## Start DATA RECORDS
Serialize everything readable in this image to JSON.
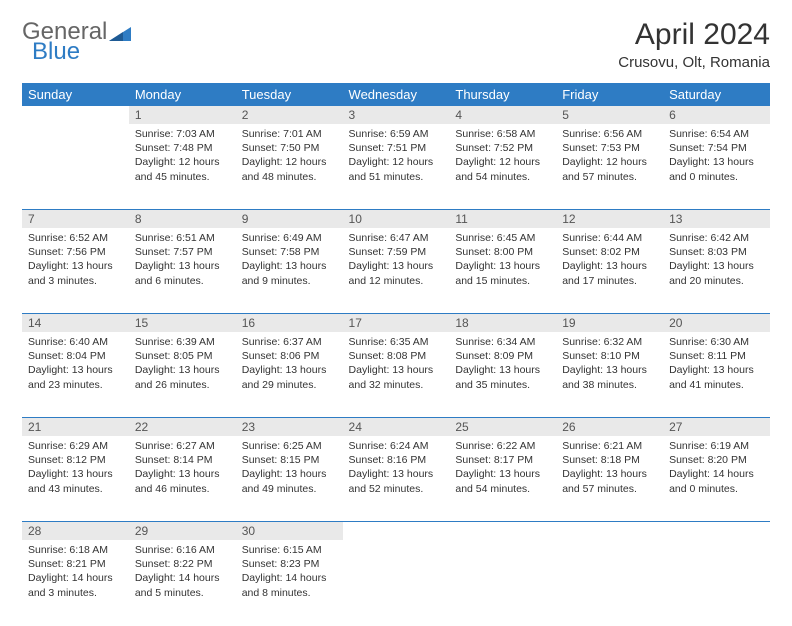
{
  "brand": {
    "general": "General",
    "blue": "Blue"
  },
  "title": "April 2024",
  "location": "Crusovu, Olt, Romania",
  "colors": {
    "header_bg": "#2e7cc4",
    "header_text": "#ffffff",
    "daynum_bg": "#e9e9e9",
    "rule": "#2e7cc4"
  },
  "day_headers": [
    "Sunday",
    "Monday",
    "Tuesday",
    "Wednesday",
    "Thursday",
    "Friday",
    "Saturday"
  ],
  "weeks": [
    [
      null,
      {
        "n": "1",
        "sunrise": "7:03 AM",
        "sunset": "7:48 PM",
        "dl_h": 12,
        "dl_m": 45
      },
      {
        "n": "2",
        "sunrise": "7:01 AM",
        "sunset": "7:50 PM",
        "dl_h": 12,
        "dl_m": 48
      },
      {
        "n": "3",
        "sunrise": "6:59 AM",
        "sunset": "7:51 PM",
        "dl_h": 12,
        "dl_m": 51
      },
      {
        "n": "4",
        "sunrise": "6:58 AM",
        "sunset": "7:52 PM",
        "dl_h": 12,
        "dl_m": 54
      },
      {
        "n": "5",
        "sunrise": "6:56 AM",
        "sunset": "7:53 PM",
        "dl_h": 12,
        "dl_m": 57
      },
      {
        "n": "6",
        "sunrise": "6:54 AM",
        "sunset": "7:54 PM",
        "dl_h": 13,
        "dl_m": 0
      }
    ],
    [
      {
        "n": "7",
        "sunrise": "6:52 AM",
        "sunset": "7:56 PM",
        "dl_h": 13,
        "dl_m": 3
      },
      {
        "n": "8",
        "sunrise": "6:51 AM",
        "sunset": "7:57 PM",
        "dl_h": 13,
        "dl_m": 6
      },
      {
        "n": "9",
        "sunrise": "6:49 AM",
        "sunset": "7:58 PM",
        "dl_h": 13,
        "dl_m": 9
      },
      {
        "n": "10",
        "sunrise": "6:47 AM",
        "sunset": "7:59 PM",
        "dl_h": 13,
        "dl_m": 12
      },
      {
        "n": "11",
        "sunrise": "6:45 AM",
        "sunset": "8:00 PM",
        "dl_h": 13,
        "dl_m": 15
      },
      {
        "n": "12",
        "sunrise": "6:44 AM",
        "sunset": "8:02 PM",
        "dl_h": 13,
        "dl_m": 17
      },
      {
        "n": "13",
        "sunrise": "6:42 AM",
        "sunset": "8:03 PM",
        "dl_h": 13,
        "dl_m": 20
      }
    ],
    [
      {
        "n": "14",
        "sunrise": "6:40 AM",
        "sunset": "8:04 PM",
        "dl_h": 13,
        "dl_m": 23
      },
      {
        "n": "15",
        "sunrise": "6:39 AM",
        "sunset": "8:05 PM",
        "dl_h": 13,
        "dl_m": 26
      },
      {
        "n": "16",
        "sunrise": "6:37 AM",
        "sunset": "8:06 PM",
        "dl_h": 13,
        "dl_m": 29
      },
      {
        "n": "17",
        "sunrise": "6:35 AM",
        "sunset": "8:08 PM",
        "dl_h": 13,
        "dl_m": 32
      },
      {
        "n": "18",
        "sunrise": "6:34 AM",
        "sunset": "8:09 PM",
        "dl_h": 13,
        "dl_m": 35
      },
      {
        "n": "19",
        "sunrise": "6:32 AM",
        "sunset": "8:10 PM",
        "dl_h": 13,
        "dl_m": 38
      },
      {
        "n": "20",
        "sunrise": "6:30 AM",
        "sunset": "8:11 PM",
        "dl_h": 13,
        "dl_m": 41
      }
    ],
    [
      {
        "n": "21",
        "sunrise": "6:29 AM",
        "sunset": "8:12 PM",
        "dl_h": 13,
        "dl_m": 43
      },
      {
        "n": "22",
        "sunrise": "6:27 AM",
        "sunset": "8:14 PM",
        "dl_h": 13,
        "dl_m": 46
      },
      {
        "n": "23",
        "sunrise": "6:25 AM",
        "sunset": "8:15 PM",
        "dl_h": 13,
        "dl_m": 49
      },
      {
        "n": "24",
        "sunrise": "6:24 AM",
        "sunset": "8:16 PM",
        "dl_h": 13,
        "dl_m": 52
      },
      {
        "n": "25",
        "sunrise": "6:22 AM",
        "sunset": "8:17 PM",
        "dl_h": 13,
        "dl_m": 54
      },
      {
        "n": "26",
        "sunrise": "6:21 AM",
        "sunset": "8:18 PM",
        "dl_h": 13,
        "dl_m": 57
      },
      {
        "n": "27",
        "sunrise": "6:19 AM",
        "sunset": "8:20 PM",
        "dl_h": 14,
        "dl_m": 0
      }
    ],
    [
      {
        "n": "28",
        "sunrise": "6:18 AM",
        "sunset": "8:21 PM",
        "dl_h": 14,
        "dl_m": 3
      },
      {
        "n": "29",
        "sunrise": "6:16 AM",
        "sunset": "8:22 PM",
        "dl_h": 14,
        "dl_m": 5
      },
      {
        "n": "30",
        "sunrise": "6:15 AM",
        "sunset": "8:23 PM",
        "dl_h": 14,
        "dl_m": 8
      },
      null,
      null,
      null,
      null
    ]
  ],
  "labels": {
    "sunrise": "Sunrise:",
    "sunset": "Sunset:",
    "daylight": "Daylight:",
    "hours": "hours",
    "and": "and",
    "minutes": "minutes."
  }
}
## End DATA RECORDS
YOUR TASK:
Retype everything in the material word for word, minus pictures.

SOLUTION:
Serialize everything readable in this image to JSON.
{
  "brand": {
    "general": "General",
    "blue": "Blue"
  },
  "title": "April 2024",
  "location": "Crusovu, Olt, Romania",
  "colors": {
    "header_bg": "#2e7cc4",
    "header_text": "#ffffff",
    "daynum_bg": "#e9e9e9",
    "rule": "#2e7cc4"
  },
  "day_headers": [
    "Sunday",
    "Monday",
    "Tuesday",
    "Wednesday",
    "Thursday",
    "Friday",
    "Saturday"
  ],
  "weeks": [
    [
      null,
      {
        "n": "1",
        "sunrise": "7:03 AM",
        "sunset": "7:48 PM",
        "dl_h": 12,
        "dl_m": 45
      },
      {
        "n": "2",
        "sunrise": "7:01 AM",
        "sunset": "7:50 PM",
        "dl_h": 12,
        "dl_m": 48
      },
      {
        "n": "3",
        "sunrise": "6:59 AM",
        "sunset": "7:51 PM",
        "dl_h": 12,
        "dl_m": 51
      },
      {
        "n": "4",
        "sunrise": "6:58 AM",
        "sunset": "7:52 PM",
        "dl_h": 12,
        "dl_m": 54
      },
      {
        "n": "5",
        "sunrise": "6:56 AM",
        "sunset": "7:53 PM",
        "dl_h": 12,
        "dl_m": 57
      },
      {
        "n": "6",
        "sunrise": "6:54 AM",
        "sunset": "7:54 PM",
        "dl_h": 13,
        "dl_m": 0
      }
    ],
    [
      {
        "n": "7",
        "sunrise": "6:52 AM",
        "sunset": "7:56 PM",
        "dl_h": 13,
        "dl_m": 3
      },
      {
        "n": "8",
        "sunrise": "6:51 AM",
        "sunset": "7:57 PM",
        "dl_h": 13,
        "dl_m": 6
      },
      {
        "n": "9",
        "sunrise": "6:49 AM",
        "sunset": "7:58 PM",
        "dl_h": 13,
        "dl_m": 9
      },
      {
        "n": "10",
        "sunrise": "6:47 AM",
        "sunset": "7:59 PM",
        "dl_h": 13,
        "dl_m": 12
      },
      {
        "n": "11",
        "sunrise": "6:45 AM",
        "sunset": "8:00 PM",
        "dl_h": 13,
        "dl_m": 15
      },
      {
        "n": "12",
        "sunrise": "6:44 AM",
        "sunset": "8:02 PM",
        "dl_h": 13,
        "dl_m": 17
      },
      {
        "n": "13",
        "sunrise": "6:42 AM",
        "sunset": "8:03 PM",
        "dl_h": 13,
        "dl_m": 20
      }
    ],
    [
      {
        "n": "14",
        "sunrise": "6:40 AM",
        "sunset": "8:04 PM",
        "dl_h": 13,
        "dl_m": 23
      },
      {
        "n": "15",
        "sunrise": "6:39 AM",
        "sunset": "8:05 PM",
        "dl_h": 13,
        "dl_m": 26
      },
      {
        "n": "16",
        "sunrise": "6:37 AM",
        "sunset": "8:06 PM",
        "dl_h": 13,
        "dl_m": 29
      },
      {
        "n": "17",
        "sunrise": "6:35 AM",
        "sunset": "8:08 PM",
        "dl_h": 13,
        "dl_m": 32
      },
      {
        "n": "18",
        "sunrise": "6:34 AM",
        "sunset": "8:09 PM",
        "dl_h": 13,
        "dl_m": 35
      },
      {
        "n": "19",
        "sunrise": "6:32 AM",
        "sunset": "8:10 PM",
        "dl_h": 13,
        "dl_m": 38
      },
      {
        "n": "20",
        "sunrise": "6:30 AM",
        "sunset": "8:11 PM",
        "dl_h": 13,
        "dl_m": 41
      }
    ],
    [
      {
        "n": "21",
        "sunrise": "6:29 AM",
        "sunset": "8:12 PM",
        "dl_h": 13,
        "dl_m": 43
      },
      {
        "n": "22",
        "sunrise": "6:27 AM",
        "sunset": "8:14 PM",
        "dl_h": 13,
        "dl_m": 46
      },
      {
        "n": "23",
        "sunrise": "6:25 AM",
        "sunset": "8:15 PM",
        "dl_h": 13,
        "dl_m": 49
      },
      {
        "n": "24",
        "sunrise": "6:24 AM",
        "sunset": "8:16 PM",
        "dl_h": 13,
        "dl_m": 52
      },
      {
        "n": "25",
        "sunrise": "6:22 AM",
        "sunset": "8:17 PM",
        "dl_h": 13,
        "dl_m": 54
      },
      {
        "n": "26",
        "sunrise": "6:21 AM",
        "sunset": "8:18 PM",
        "dl_h": 13,
        "dl_m": 57
      },
      {
        "n": "27",
        "sunrise": "6:19 AM",
        "sunset": "8:20 PM",
        "dl_h": 14,
        "dl_m": 0
      }
    ],
    [
      {
        "n": "28",
        "sunrise": "6:18 AM",
        "sunset": "8:21 PM",
        "dl_h": 14,
        "dl_m": 3
      },
      {
        "n": "29",
        "sunrise": "6:16 AM",
        "sunset": "8:22 PM",
        "dl_h": 14,
        "dl_m": 5
      },
      {
        "n": "30",
        "sunrise": "6:15 AM",
        "sunset": "8:23 PM",
        "dl_h": 14,
        "dl_m": 8
      },
      null,
      null,
      null,
      null
    ]
  ],
  "labels": {
    "sunrise": "Sunrise:",
    "sunset": "Sunset:",
    "daylight": "Daylight:",
    "hours": "hours",
    "and": "and",
    "minutes": "minutes."
  }
}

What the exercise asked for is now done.